◆ Tarefas obrigatórias:
**a)** Reproduza a passagem do trecho sobre o Dia Nacional do Samba que vai de "Essa opção foi" até "mundo do samba.", renomeando "eventos comemorativos" como "celebrações".
**b)** Diga se cada afirmação concorda com o trecho sobre o Dia Nacional do Samba, respondendo sim ou não e citando as palavras do texto que decidem: (i) Edison Carneiro idealizou o 1º Congresso Nacional do Samba; (ii) a Carta do Samba instituiu o Dia Nacional do Samba; (iii) os eventos comemorativos dos últimos anos esclareceram qual fato histórico deu origem à data.
**c)** Liste todas as ocupações e funções que o trecho sobre o Dia Nacional do Samba atribui a Edison Carneiro.

◆ Trecho de origem:
Nesse quarto ponto de vista “O mundo do samba” buscamos estudar o samba – e o carnaval – no contexto brasileiro de forma a posteriormente confrontá-lo ou inserí-lo num contexto mais amplo do “samba no mundo”. Para isso, no ano de 2012, optamos por usar como vivência e ponto de partida para esse estudo a investigação e comemoração de três fatos históricos que, embora esquecidos, julgamos importantes para o mundo do samba, ou seja: as comemorações do cinquentenário do 1º Congresso Nacional do Samba, dos mesmos cinquenta anos da “Carta do Samba” – importante documento que resultou do referido Congresso e instituiu o “Dia Nacional do Samba”; além da comemoração dos cem anos de nascimento do escritor, folclorista e pesquisador Edison Carneiro, idealizador e coordenador daquele Congresso e redator daquela Carta do Samba.
Essa opção foi fruto de uma breve pesquisa para saber quais foram os motivos que originaram a instituição do Dia Nacional do Samba, dado que nos últimos anos, muitas instituições, promoveram eventos comemorativos à data sem, no entanto, esclarecer sobre, afinal, qual fato histórico tornou esta data um dia marcante para o mundo do samba.

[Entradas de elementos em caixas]
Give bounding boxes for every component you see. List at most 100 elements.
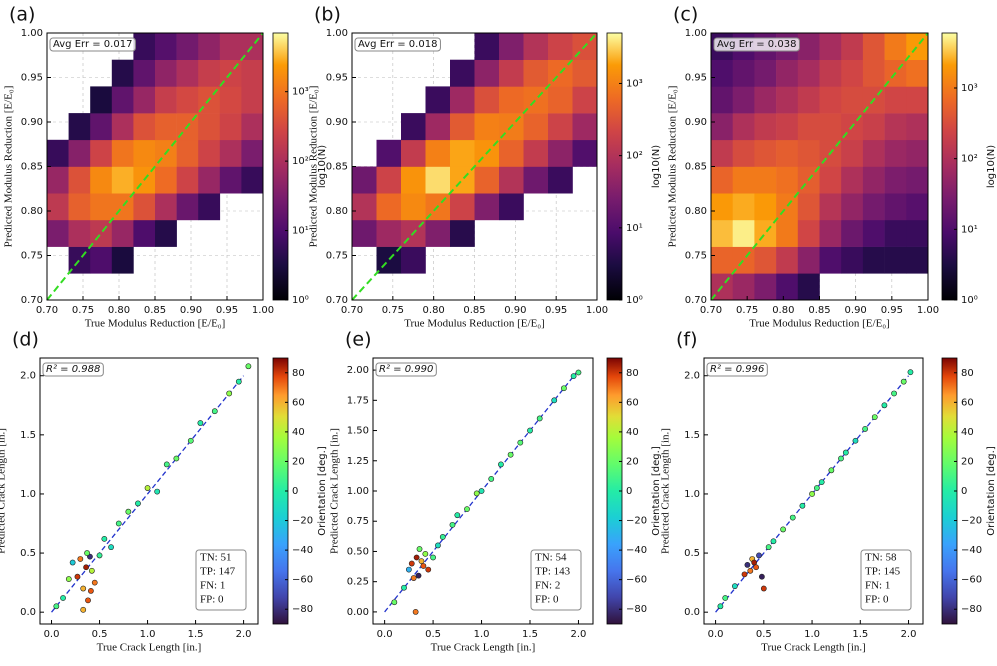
hexbin-cell: [474, 59, 500, 87]
scatter-point: [758, 573, 765, 580]
scatter-point: [756, 552, 762, 559]
hexbin-cell: [884, 139, 907, 167]
hexbin-cell: [155, 113, 177, 141]
stats-line: TN: 51: [200, 552, 231, 564]
x-tick-label: 0.80: [423, 305, 445, 316]
x-tick-label: 1.00: [586, 305, 608, 316]
scatter-point: [907, 369, 914, 376]
hexbin-cell: [819, 246, 842, 274]
y-tick-label: 0.85: [685, 162, 707, 173]
y-tick-label: 0.80: [326, 206, 348, 217]
scatter-point: [74, 573, 81, 580]
hexbin-cell: [176, 166, 199, 194]
hexbin-cell: [47, 166, 69, 194]
scatter-point: [570, 373, 577, 380]
hexbin-cell: [841, 139, 864, 167]
colorbar-tick-label: 10⁰: [961, 295, 978, 306]
x-tick-label: 0.75: [736, 305, 758, 316]
colorbar-tick-label: 80: [292, 368, 305, 379]
hexbin-cell: [219, 113, 242, 141]
hexbin-cell: [176, 193, 199, 221]
hexbin-cell: [450, 193, 475, 221]
colorbar-tick-label: −20: [626, 516, 647, 527]
y-tick-label: 0.85: [326, 162, 348, 173]
colorbar-tick-label: 10¹: [292, 226, 309, 237]
scatter-point: [245, 363, 252, 370]
hexbin-cell: [754, 139, 777, 167]
colorbar-tick-label: 0: [961, 486, 967, 497]
x-tick-label: 0.95: [545, 305, 567, 316]
scatter-point: [88, 567, 95, 574]
hexbin-cell: [111, 166, 134, 194]
hexbin-cell: [841, 33, 864, 60]
hexbin-cell: [155, 59, 177, 87]
scatter-point: [108, 544, 114, 551]
hexbin-cell: [841, 59, 864, 87]
annotation-box: [375, 362, 437, 377]
scatter-point: [449, 521, 456, 528]
y-tick-label: 0.90: [685, 117, 707, 128]
hexbin-cell: [450, 219, 475, 247]
hexbin-cell: [906, 246, 929, 274]
scatter-point: [80, 606, 87, 613]
scatter-point: [454, 512, 461, 519]
hexbin-cell: [241, 166, 264, 194]
y-axis-label: Predicted Modulus Reduction [E/E₀]: [3, 86, 15, 248]
hexbin-cell: [133, 59, 156, 87]
hexbin-cell: [68, 193, 91, 221]
hexbin-cell: [401, 193, 426, 221]
panel: (e) 0.0 0.5 1.0 1.5 2.0 0.00 0.25 0.50 0.75 1.00 1.…: [329, 329, 662, 654]
hexbin-cell: [425, 139, 451, 167]
scatter-point: [84, 550, 90, 556]
panel: (d) 0.0 0.5 1.0 1.5 2.0 0.0 0.5 1.0 1.5 2.0 True Cr…: [0, 329, 328, 654]
hexbin-cell: [906, 139, 929, 167]
scatter-point: [789, 514, 796, 521]
scatter-point: [418, 558, 425, 565]
hexbin-cell: [450, 166, 475, 194]
scatter-point: [412, 609, 419, 615]
hexbin-cell: [90, 246, 113, 274]
scatter-point: [464, 506, 470, 513]
scatter-point: [900, 378, 907, 385]
hexbin-cell: [352, 166, 377, 194]
hexbin-cell: [241, 139, 264, 167]
hexbin-cell: [862, 166, 885, 194]
scatter-point: [154, 488, 161, 495]
x-tick-label: 1.5: [852, 629, 868, 640]
hexbin-cell: [219, 166, 242, 194]
hexbin-cell: [548, 86, 573, 114]
stats-box: [195, 549, 247, 611]
hexbin-cell: [523, 113, 549, 141]
stats-box: [530, 549, 582, 611]
panel: (b) 0.70 0.75 0.80 0.85 0.90 0.95 1.00 0.70 0.75 0…: [308, 4, 662, 330]
scatter-point: [765, 544, 772, 551]
hexbin-cell: [155, 219, 177, 247]
scatter-point: [517, 439, 524, 446]
hexbin-cell: [376, 166, 402, 194]
hexbin-cell: [241, 113, 264, 141]
x-axis-label: True Crack Length [in.]: [761, 642, 866, 654]
x-tick-label: 2.0: [236, 629, 252, 640]
scatter-point: [852, 437, 859, 444]
hexbin-cell: [862, 33, 885, 60]
scatter-point: [842, 449, 849, 456]
annotation: Avg Err = 0.018: [358, 39, 437, 50]
scatter-point: [87, 587, 94, 594]
hexbin-cell: [841, 166, 864, 194]
hexbin-cell: [111, 59, 134, 87]
stats-line: FN: 1: [200, 580, 225, 592]
hexbin-cell: [133, 193, 156, 221]
hexbin-cell: [90, 113, 113, 141]
reference-line: [710, 32, 929, 301]
annotation-box: [49, 37, 136, 52]
x-tick-label: 0.75: [382, 305, 404, 316]
hexbin-cell: [819, 113, 842, 141]
stats-line: FP: 0: [535, 594, 559, 606]
annotation: Avg Err = 0.038: [717, 39, 796, 50]
scatter-point: [235, 378, 242, 385]
hexbin-cell: [176, 86, 199, 114]
hexbin-cell: [219, 139, 242, 167]
colorbar-tick-label: 10²: [961, 154, 978, 165]
y-tick-label: 1.25: [347, 456, 369, 467]
hexbin-cell: [241, 59, 264, 87]
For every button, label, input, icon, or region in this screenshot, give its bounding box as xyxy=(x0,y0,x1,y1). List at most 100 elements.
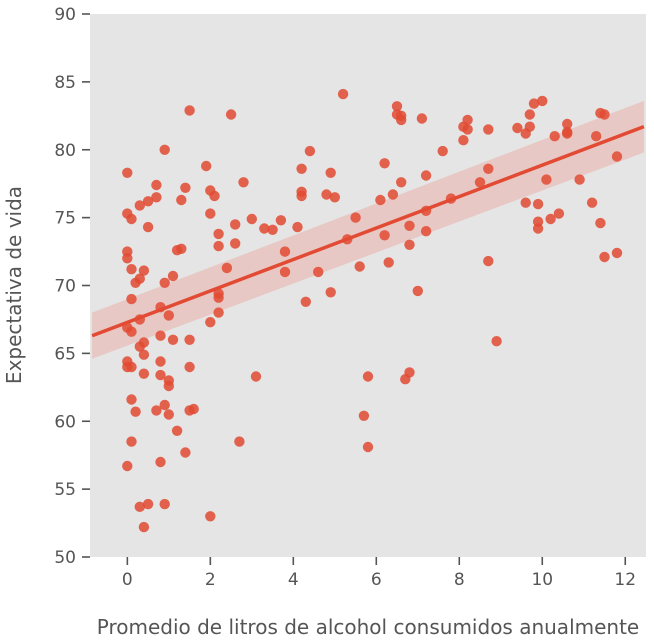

◆ Respostas por tarefa:
**a)**
Essa opção foi fruto de uma breve pesquisa para saber quais foram os motivos que originaram a instituição do Dia Nacional do Samba, dado que nos últimos anos, muitas instituições, promoveram celebrações à data sem, no entanto, esclarecer sobre, afinal, qual fato histórico tornou esta data um dia marcante para o mundo do samba.

**b)**
(i) Sim: "idealizador e coordenador daquele Congresso".
(ii) Sim: "importante documento que resultou do referido Congresso e instituiu o “Dia Nacional do Samba”".
(iii) Não: "sem, no entanto, esclarecer sobre, afinal, qual fato histórico tornou esta data um dia marcante para o mundo do samba".

**c)** escritor; folclorista; pesquisador; idealizador do 1º Congresso Nacional do Samba; coordenador desse Congresso; redator da Carta do Samba